> **DIRECTIONS**:
Beneath this sentence is a set of records; write each of them out exactly.

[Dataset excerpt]
______________________________

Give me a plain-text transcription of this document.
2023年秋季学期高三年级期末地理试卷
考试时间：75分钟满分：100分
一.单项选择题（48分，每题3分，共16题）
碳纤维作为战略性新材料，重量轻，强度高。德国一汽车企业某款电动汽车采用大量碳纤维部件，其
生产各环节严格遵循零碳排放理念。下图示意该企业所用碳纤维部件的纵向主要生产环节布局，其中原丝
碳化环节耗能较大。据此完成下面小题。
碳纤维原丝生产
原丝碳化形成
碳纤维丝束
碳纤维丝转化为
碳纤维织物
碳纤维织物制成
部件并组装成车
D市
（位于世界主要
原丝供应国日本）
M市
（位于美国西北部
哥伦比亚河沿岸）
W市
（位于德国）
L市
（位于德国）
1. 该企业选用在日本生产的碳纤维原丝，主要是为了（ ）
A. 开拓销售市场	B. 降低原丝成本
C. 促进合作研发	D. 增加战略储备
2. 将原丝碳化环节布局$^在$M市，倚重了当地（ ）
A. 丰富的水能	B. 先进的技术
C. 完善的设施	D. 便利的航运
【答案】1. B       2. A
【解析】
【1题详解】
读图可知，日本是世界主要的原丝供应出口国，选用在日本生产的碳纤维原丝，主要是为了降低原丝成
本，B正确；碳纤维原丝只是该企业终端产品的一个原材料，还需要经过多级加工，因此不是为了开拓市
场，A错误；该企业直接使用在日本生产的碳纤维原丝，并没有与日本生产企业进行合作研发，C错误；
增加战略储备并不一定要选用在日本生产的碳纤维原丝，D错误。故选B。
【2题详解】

______________________________

> **RESPONSE FOR THIS EXERCISE**:
Give me a plain-text transcription of this document.
2023年秋季学期高三年级期末地理试卷
考试时间：75分钟满分：100分
一.单项选择题（48分，每题3分，共16题）
碳纤维作为战略性新材料，重量轻，强度高。德国一汽车企业某款电动汽车采用大量碳纤维部件，其
生产各环节严格遵循零碳排放理念。下图示意该企业所用碳纤维部件的纵向主要生产环节布局，其中原丝
碳化环节耗能较大。据此完成下面小题。
碳纤维原丝生产
原丝碳化形成
碳纤维丝束
碳纤维丝转化为
碳纤维织物
碳纤维织物制成
部件并组装成车
D市
（位于世界主要
原丝供应国日本）
M市
（位于美国西北部
哥伦比亚河沿岸）
W市
（位于德国）
L市
（位于德国）
1. 该企业选用在日本生产的碳纤维原丝，主要是为了（ ）
A. 开拓销售市场	B. 降低原丝成本
C. 促进合作研发	D. 增加战略储备
2. 将原丝碳化环节布局$^在$M市，倚重了当地（ ）
A. 丰富的水能	B. 先进的技术
C. 完善的设施	D. 便利的航运
【答案】1. B       2. A
【解析】
【1题详解】
读图可知，日本是世界主要的原丝供应出口国，选用在日本生产的碳纤维原丝，主要是为了降低原丝成
本，B正确；碳纤维原丝只是该企业终端产品的一个原材料，还需要经过多级加工，因此不是为了开拓市
场，A错误；该企业直接使用在日本生产的碳纤维原丝，并没有与日本生产企业进行合作研发，C错误；
增加战略储备并不一定要选用在日本生产的碳纤维原丝，D错误。故选B。
【2题详解】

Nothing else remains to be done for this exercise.